%%

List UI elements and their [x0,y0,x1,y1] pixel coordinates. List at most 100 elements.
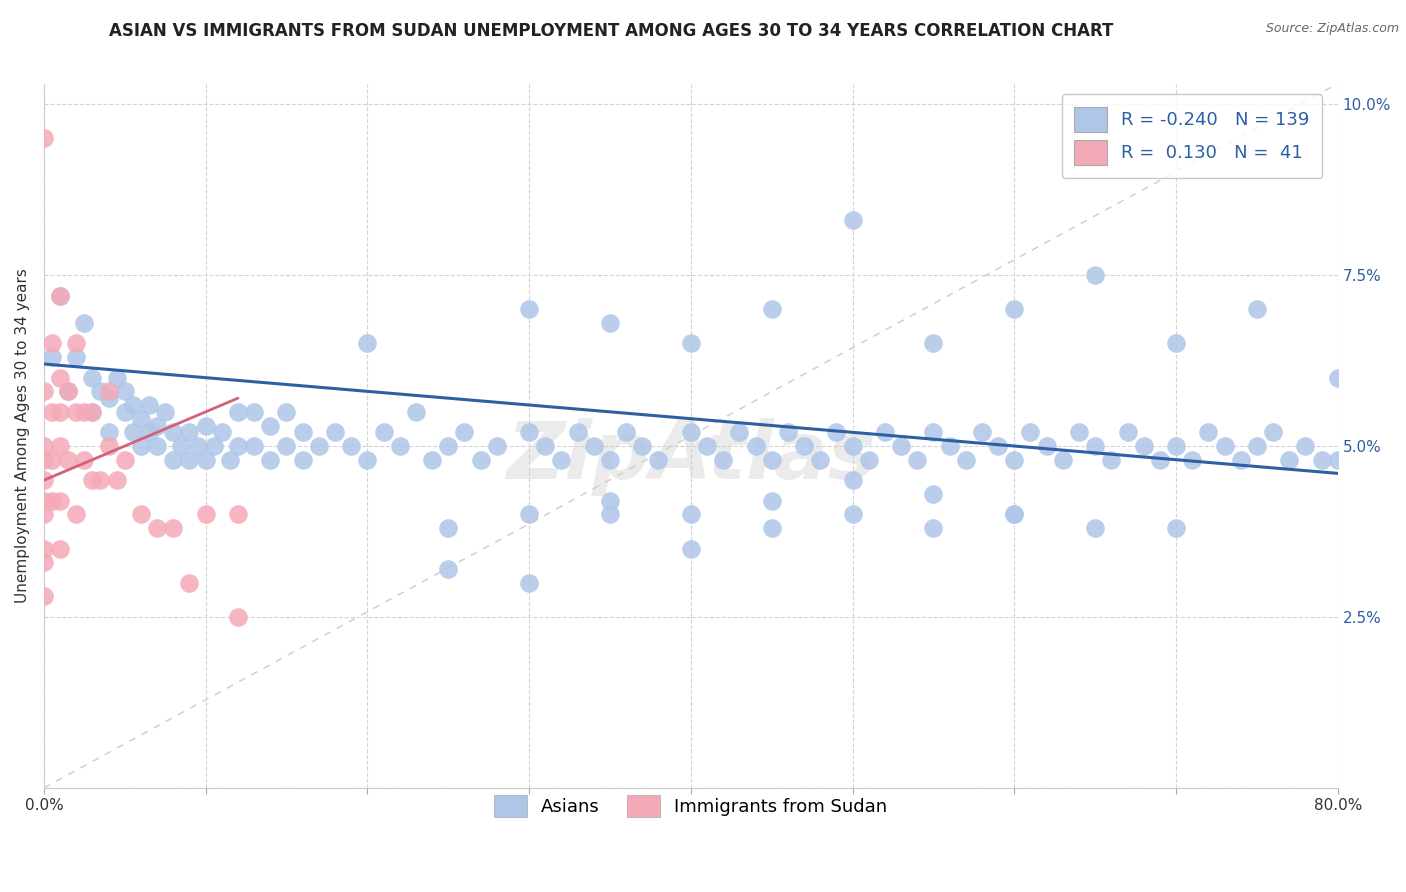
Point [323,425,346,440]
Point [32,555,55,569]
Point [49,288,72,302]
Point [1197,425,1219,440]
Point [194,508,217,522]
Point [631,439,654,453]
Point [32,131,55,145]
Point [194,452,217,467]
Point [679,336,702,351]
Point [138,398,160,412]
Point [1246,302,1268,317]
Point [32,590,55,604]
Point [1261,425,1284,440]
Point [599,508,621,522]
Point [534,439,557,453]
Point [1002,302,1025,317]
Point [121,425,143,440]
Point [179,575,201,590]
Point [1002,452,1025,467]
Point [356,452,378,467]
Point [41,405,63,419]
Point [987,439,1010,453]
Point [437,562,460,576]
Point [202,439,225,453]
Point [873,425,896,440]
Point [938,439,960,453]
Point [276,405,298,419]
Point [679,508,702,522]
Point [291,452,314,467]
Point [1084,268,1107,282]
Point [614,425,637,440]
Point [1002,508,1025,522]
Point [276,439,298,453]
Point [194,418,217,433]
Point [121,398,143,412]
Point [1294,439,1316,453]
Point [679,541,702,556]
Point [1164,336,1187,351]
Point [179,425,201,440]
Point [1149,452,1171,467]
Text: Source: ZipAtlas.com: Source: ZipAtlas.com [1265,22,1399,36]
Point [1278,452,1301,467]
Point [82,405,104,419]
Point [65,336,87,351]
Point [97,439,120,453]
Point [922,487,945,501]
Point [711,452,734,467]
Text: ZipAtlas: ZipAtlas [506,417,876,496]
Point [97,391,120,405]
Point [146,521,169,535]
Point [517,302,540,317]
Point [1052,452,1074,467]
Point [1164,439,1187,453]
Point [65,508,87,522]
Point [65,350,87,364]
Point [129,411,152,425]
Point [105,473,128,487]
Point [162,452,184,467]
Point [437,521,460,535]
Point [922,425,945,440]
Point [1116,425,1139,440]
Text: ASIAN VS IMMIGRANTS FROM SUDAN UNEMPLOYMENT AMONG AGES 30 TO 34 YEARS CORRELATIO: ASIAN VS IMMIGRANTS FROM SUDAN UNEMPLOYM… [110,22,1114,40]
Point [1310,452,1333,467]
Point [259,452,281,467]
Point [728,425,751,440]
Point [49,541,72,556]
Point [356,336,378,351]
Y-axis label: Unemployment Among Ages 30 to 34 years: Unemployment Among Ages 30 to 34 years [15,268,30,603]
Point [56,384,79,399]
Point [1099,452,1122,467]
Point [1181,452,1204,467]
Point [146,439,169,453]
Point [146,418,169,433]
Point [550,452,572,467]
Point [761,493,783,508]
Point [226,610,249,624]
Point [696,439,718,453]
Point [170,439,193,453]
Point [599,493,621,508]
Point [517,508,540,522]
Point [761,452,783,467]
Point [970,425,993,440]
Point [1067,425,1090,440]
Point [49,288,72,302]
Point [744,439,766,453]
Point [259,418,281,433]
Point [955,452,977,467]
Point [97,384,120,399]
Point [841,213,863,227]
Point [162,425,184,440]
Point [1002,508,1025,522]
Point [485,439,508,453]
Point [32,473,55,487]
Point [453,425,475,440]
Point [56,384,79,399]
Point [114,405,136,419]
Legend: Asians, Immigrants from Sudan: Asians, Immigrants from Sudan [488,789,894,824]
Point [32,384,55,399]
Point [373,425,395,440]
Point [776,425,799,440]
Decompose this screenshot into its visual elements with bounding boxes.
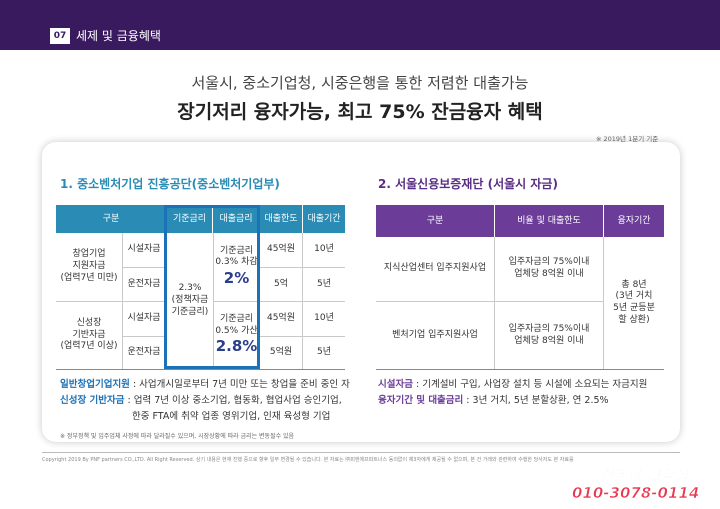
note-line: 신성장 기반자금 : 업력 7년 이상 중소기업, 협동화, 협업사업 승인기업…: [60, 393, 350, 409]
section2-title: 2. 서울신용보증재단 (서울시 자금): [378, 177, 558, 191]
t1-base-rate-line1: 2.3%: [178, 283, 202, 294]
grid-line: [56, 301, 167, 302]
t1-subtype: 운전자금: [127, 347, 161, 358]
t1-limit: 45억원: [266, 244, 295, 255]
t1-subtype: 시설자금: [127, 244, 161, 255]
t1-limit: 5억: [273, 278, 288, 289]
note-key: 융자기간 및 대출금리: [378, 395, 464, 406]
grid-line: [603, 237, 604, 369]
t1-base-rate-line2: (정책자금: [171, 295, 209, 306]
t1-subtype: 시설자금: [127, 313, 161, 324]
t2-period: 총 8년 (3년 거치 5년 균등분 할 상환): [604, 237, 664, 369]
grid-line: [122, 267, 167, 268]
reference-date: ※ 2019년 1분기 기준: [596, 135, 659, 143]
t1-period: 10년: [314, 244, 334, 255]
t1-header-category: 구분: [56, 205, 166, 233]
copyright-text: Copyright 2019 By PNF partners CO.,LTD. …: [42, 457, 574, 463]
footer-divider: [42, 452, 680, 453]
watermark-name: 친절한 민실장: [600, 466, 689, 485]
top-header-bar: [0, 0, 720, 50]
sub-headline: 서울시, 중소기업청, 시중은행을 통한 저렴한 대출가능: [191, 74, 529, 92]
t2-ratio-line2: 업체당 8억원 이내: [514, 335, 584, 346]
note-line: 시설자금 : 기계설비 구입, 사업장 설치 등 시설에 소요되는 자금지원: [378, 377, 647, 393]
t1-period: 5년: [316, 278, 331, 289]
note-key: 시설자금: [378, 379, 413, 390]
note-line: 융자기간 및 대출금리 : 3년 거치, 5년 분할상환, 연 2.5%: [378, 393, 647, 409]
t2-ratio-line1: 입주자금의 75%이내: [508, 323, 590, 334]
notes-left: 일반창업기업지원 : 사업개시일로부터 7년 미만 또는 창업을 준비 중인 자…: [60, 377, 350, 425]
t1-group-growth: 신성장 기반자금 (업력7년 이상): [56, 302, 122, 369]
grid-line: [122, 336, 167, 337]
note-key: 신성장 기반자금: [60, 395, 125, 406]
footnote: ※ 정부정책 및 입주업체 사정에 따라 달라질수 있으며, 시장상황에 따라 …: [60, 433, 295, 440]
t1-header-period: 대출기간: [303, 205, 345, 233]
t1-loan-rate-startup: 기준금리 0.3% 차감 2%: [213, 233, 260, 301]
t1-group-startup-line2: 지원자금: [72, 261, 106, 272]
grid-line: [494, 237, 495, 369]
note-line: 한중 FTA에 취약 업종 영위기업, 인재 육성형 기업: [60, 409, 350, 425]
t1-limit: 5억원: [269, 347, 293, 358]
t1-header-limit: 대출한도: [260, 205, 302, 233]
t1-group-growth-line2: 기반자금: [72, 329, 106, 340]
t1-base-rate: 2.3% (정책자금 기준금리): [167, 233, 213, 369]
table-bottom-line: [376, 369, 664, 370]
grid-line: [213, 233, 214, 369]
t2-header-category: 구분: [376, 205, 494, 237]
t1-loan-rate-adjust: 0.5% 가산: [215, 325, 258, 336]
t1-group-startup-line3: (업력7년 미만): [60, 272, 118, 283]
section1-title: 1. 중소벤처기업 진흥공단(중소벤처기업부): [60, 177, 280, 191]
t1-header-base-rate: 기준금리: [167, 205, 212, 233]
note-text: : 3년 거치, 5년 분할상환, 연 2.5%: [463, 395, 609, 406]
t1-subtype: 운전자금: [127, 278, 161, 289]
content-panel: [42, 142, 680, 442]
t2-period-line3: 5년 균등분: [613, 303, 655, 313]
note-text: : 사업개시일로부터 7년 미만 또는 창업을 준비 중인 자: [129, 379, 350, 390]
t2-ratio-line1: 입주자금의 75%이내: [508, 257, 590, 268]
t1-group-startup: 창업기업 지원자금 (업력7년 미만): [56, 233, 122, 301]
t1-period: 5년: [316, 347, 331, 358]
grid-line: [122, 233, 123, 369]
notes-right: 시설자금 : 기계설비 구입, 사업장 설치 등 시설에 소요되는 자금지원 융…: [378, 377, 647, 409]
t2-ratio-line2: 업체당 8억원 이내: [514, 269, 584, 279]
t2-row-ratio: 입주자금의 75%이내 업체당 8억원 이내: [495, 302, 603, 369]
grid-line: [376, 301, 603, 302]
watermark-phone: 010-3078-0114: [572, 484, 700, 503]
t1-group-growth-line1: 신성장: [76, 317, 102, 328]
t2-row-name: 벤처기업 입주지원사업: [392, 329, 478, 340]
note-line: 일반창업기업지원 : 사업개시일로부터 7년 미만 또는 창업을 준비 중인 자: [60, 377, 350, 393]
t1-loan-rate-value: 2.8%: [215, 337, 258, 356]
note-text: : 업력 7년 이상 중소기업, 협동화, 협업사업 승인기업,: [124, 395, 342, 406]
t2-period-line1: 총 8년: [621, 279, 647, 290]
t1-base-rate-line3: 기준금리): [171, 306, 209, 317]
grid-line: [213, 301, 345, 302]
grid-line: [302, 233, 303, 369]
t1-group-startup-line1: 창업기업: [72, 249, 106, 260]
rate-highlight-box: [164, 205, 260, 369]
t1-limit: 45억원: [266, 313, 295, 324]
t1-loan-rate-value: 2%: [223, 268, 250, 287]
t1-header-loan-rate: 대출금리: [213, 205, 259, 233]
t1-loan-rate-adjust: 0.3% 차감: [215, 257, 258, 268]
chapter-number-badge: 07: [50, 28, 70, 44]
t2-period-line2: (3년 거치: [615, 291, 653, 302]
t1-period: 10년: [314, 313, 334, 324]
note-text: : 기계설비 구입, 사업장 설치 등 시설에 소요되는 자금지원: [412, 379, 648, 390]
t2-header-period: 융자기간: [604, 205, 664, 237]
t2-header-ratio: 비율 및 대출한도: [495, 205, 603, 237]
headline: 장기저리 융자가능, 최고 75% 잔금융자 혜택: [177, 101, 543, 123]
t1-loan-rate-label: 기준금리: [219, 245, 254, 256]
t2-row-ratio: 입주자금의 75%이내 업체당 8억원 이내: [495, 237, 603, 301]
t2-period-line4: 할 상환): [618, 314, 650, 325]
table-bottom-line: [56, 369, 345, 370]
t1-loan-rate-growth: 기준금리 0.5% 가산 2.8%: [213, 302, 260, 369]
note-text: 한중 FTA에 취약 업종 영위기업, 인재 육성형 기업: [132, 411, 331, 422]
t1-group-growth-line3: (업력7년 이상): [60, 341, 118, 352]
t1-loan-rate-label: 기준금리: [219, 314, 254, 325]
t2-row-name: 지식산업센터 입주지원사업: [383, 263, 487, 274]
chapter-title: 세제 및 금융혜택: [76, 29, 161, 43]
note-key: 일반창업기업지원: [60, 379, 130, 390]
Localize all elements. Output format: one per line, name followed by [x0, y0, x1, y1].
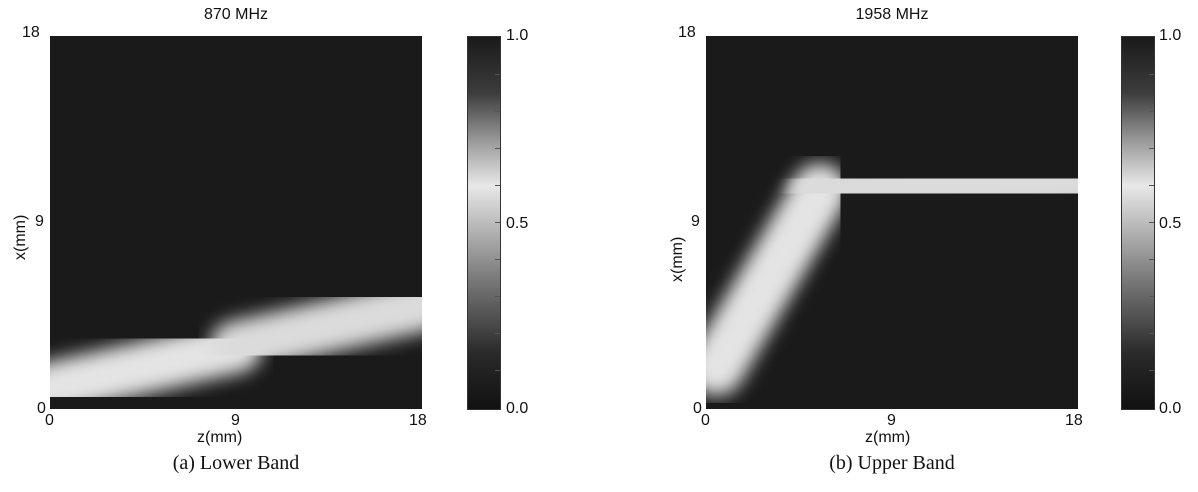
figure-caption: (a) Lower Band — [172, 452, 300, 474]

%%

**PROBLEM STATEMENT:** Repeat the lines in the records verbatim, beginning with the line containing "Point [323,425,346,440]" and continuing through the line containing "Point [1002,302,1025,317]", both included.

**WRITTEN SOLUTION:**
Point [323,425,346,440]
Point [32,555,55,569]
Point [49,288,72,302]
Point [1197,425,1219,440]
Point [194,508,217,522]
Point [631,439,654,453]
Point [32,131,55,145]
Point [194,452,217,467]
Point [679,336,702,351]
Point [138,398,160,412]
Point [1246,302,1268,317]
Point [32,590,55,604]
Point [1261,425,1284,440]
Point [599,508,621,522]
Point [534,439,557,453]
Point [1002,302,1025,317]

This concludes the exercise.